(Data records)
·····
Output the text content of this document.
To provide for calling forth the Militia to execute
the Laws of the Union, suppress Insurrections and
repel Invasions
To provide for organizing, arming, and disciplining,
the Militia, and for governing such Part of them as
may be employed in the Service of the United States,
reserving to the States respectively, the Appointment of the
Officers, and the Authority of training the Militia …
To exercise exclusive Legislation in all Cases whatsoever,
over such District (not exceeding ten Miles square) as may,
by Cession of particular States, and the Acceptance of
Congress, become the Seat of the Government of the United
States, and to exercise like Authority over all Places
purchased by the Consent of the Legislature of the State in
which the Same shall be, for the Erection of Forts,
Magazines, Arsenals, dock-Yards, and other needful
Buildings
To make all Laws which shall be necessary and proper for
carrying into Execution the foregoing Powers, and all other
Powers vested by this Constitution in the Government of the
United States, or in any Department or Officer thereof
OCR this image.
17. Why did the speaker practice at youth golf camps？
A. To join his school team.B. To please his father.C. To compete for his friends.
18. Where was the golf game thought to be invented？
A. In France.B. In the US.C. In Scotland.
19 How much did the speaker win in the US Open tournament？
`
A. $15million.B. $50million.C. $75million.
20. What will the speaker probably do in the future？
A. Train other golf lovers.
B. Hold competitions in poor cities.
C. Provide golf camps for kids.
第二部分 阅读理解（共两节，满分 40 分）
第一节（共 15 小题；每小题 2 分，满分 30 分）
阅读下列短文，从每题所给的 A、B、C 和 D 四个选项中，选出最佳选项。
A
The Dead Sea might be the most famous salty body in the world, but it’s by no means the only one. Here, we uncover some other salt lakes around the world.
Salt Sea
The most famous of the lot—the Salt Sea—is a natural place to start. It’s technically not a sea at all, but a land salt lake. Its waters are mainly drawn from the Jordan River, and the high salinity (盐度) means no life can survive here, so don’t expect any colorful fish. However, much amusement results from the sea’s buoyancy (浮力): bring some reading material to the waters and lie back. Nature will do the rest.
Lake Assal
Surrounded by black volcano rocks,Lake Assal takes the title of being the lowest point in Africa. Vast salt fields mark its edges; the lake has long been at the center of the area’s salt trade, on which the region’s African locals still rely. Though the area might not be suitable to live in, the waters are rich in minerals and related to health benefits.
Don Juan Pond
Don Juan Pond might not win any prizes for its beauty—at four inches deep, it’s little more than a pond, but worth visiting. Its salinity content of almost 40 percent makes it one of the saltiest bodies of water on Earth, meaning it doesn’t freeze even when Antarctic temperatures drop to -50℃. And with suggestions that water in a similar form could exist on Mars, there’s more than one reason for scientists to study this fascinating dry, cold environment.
·····
(Short task) Copy all of the material word for word.

(Output of the exercise)
Output the text content of this document.
To provide for calling forth the Militia to execute
the Laws of the Union, suppress Insurrections and
repel Invasions
To provide for organizing, arming, and disciplining,
the Militia, and for governing such Part of them as
may be employed in the Service of the United States,
reserving to the States respectively, the Appointment of the
Officers, and the Authority of training the Militia …
To exercise exclusive Legislation in all Cases whatsoever,
over such District (not exceeding ten Miles square) as may,
by Cession of particular States, and the Acceptance of
Congress, become the Seat of the Government of the United
States, and to exercise like Authority over all Places
purchased by the Consent of the Legislature of the State in
which the Same shall be, for the Erection of Forts,
Magazines, Arsenals, dock-Yards, and other needful
Buildings
To make all Laws which shall be necessary and proper for
carrying into Execution the foregoing Powers, and all other
Powers vested by this Constitution in the Government of the
United States, or in any Department or Officer thereof
OCR this image.
17. Why did the speaker practice at youth golf camps？
A. To join his school team.B. To please his father.C. To compete for his friends.
18. Where was the golf game thought to be invented？
A. In France.B. In the US.C. In Scotland.
19 How much did the speaker win in the US Open tournament？
`
A. $15million.B. $50million.C. $75million.
20. What will the speaker probably do in the future？
A. Train other golf lovers.
B. Hold competitions in poor cities.
C. Provide golf camps for kids.
第二部分 阅读理解（共两节，满分 40 分）
第一节（共 15 小题；每小题 2 分，满分 30 分）
阅读下列短文，从每题所给的 A、B、C 和 D 四个选项中，选出最佳选项。
A
The Dead Sea might be the most famous salty body in the world, but it’s by no means the only one. Here, we uncover some other salt lakes around the world.
Salt Sea
The most famous of the lot—the Salt Sea—is a natural place to start. It’s technically not a sea at all, but a land salt lake. Its waters are mainly drawn from the Jordan River, and the high salinity (盐度) means no life can survive here, so don’t expect any colorful fish. However, much amusement results from the sea’s buoyancy (浮力): bring some reading material to the waters and lie back. Nature will do the rest.
Lake Assal
Surrounded by black volcano rocks,Lake Assal takes the title of being the lowest point in Africa. Vast salt fields mark its edges; the lake has long been at the center of the area’s salt trade, on which the region’s African locals still rely. Though the area might not be suitable to live in, the waters are rich in minerals and related to health benefits.
Don Juan Pond
Don Juan Pond might not win any prizes for its beauty—at four inches deep, it’s little more than a pond, but worth visiting. Its salinity content of almost 40 percent makes it one of the saltiest bodies of water on Earth, meaning it doesn’t freeze even when Antarctic temperatures drop to -50℃. And with suggestions that water in a similar form could exist on Mars, there’s more than one reason for scientists to study this fascinating dry, cold environment.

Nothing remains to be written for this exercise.